Texto de leitura.

Inconformado por seu filho ter sido morto em seu lugar, Mário Rodrigues passou
a exagerar na bebida. Não bastasse isso, 67 dias depois, morreu vítima de uma
trombose cerebral aos 44 anos.
Milton
e Mário Filho assumiram o jornal. Com a vitória de Getúlio Vargas, o “Crítica”
foi fechado pela polícia, por ordens do governo, em plena Revolução de 30. O
começo da década de 30 não foi fácil para a família Rodrigues. A mulher que
matou Roberto foi absolvida (mas cometeu suicídio pouco tempo depois). A
redação do jornal foi totalmente destruída. A família passou necessidades
financeiras. Nelson contraiu tuberculose e perdeu o seu irmão mais querido,
Joffre, aos 21 anos, também devido à doença.

Entradas listadas.
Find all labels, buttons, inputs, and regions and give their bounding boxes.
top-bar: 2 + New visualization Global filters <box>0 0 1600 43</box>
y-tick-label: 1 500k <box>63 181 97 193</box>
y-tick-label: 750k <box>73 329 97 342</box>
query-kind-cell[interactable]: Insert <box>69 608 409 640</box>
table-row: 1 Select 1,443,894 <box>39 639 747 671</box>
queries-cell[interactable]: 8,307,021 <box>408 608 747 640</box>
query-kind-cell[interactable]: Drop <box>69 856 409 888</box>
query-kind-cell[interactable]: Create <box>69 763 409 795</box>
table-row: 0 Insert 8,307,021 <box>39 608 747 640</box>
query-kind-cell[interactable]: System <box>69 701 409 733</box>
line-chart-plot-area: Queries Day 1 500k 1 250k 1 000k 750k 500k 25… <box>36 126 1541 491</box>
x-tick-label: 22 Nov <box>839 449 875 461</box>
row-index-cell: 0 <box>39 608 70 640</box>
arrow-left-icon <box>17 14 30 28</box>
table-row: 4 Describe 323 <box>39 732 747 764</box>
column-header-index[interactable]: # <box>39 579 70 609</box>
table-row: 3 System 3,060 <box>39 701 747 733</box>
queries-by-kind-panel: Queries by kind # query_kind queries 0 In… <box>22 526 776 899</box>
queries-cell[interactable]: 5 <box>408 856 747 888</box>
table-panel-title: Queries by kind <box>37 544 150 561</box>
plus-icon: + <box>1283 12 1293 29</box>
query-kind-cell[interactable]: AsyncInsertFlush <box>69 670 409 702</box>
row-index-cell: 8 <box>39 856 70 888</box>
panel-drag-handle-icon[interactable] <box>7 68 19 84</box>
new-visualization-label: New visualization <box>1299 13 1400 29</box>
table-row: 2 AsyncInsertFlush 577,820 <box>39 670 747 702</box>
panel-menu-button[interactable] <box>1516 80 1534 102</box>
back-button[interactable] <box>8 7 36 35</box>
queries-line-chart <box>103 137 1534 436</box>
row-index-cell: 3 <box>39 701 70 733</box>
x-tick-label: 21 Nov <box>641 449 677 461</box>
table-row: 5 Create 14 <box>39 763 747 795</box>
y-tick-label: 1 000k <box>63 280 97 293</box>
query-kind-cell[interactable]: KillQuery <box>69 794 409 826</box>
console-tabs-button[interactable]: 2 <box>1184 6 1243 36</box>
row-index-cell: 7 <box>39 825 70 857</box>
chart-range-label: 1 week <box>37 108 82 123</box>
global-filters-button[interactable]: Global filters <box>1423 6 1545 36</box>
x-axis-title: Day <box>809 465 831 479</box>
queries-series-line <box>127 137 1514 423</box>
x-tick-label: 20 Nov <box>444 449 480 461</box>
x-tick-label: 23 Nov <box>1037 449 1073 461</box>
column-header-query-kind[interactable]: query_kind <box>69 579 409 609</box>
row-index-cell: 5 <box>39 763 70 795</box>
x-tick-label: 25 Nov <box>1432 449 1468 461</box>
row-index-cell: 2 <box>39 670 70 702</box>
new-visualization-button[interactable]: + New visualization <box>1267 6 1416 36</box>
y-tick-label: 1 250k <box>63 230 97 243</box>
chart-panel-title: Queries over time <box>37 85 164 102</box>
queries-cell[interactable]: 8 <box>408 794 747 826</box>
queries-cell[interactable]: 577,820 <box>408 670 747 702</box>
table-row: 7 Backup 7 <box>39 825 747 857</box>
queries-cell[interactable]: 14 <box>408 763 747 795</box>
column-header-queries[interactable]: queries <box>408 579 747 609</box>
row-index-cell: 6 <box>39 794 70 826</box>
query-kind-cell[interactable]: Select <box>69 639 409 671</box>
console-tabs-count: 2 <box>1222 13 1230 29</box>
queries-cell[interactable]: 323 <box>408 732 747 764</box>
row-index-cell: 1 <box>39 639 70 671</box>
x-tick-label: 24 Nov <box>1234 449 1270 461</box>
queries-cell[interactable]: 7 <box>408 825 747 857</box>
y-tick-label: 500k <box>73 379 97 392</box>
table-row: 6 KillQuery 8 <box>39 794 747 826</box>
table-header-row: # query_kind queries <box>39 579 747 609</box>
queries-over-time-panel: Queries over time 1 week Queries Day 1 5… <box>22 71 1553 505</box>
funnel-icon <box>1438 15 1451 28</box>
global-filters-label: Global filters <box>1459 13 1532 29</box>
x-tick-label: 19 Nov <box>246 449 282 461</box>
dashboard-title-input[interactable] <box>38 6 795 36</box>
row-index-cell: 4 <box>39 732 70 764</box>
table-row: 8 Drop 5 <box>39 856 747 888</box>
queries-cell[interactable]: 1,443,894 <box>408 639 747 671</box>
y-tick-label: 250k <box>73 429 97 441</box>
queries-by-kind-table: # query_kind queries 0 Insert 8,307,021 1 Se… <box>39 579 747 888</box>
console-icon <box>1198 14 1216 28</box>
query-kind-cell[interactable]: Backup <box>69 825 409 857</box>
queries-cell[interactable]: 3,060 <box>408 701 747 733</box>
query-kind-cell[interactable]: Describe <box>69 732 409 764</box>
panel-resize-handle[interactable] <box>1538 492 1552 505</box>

Tarefas do exercício.
[A] Reescreva o trecho do texto sobre a família Rodrigues que vai de "Inconformado por seu" até "devido à doença.", inclusive, substituindo "jornal" por "periódico".
[B] Liste todos os nomes de pessoas que aparecem no texto sobre a família Rodrigues.

Respostas numeradas.
[A]
Inconformado por seu filho ter sido morto em seu lugar, Mário Rodrigues passou
a exagerar na bebida. Não bastasse isso, 67 dias depois, morreu vítima de uma
trombose cerebral aos 44 anos.
Milton
e Mário Filho assumiram o periódico. Com a vitória de Getúlio Vargas, o “Crítica”
foi fechado pela polícia, por ordens do governo, em plena Revolução de 30. O
começo da década de 30 não foi fácil para a família Rodrigues. A mulher que
matou Roberto foi absolvida (mas cometeu suicídio pouco tempo depois). A
redação do periódico foi totalmente destruída. A família passou necessidades
financeiras. Nelson contraiu tuberculose e perdeu o seu irmão mais querido,
Joffre, aos 21 anos, também devido à doença.

[B] Mário Rodrigues, Milton, Mário Filho, Getúlio Vargas, Roberto, Nelson, Joffre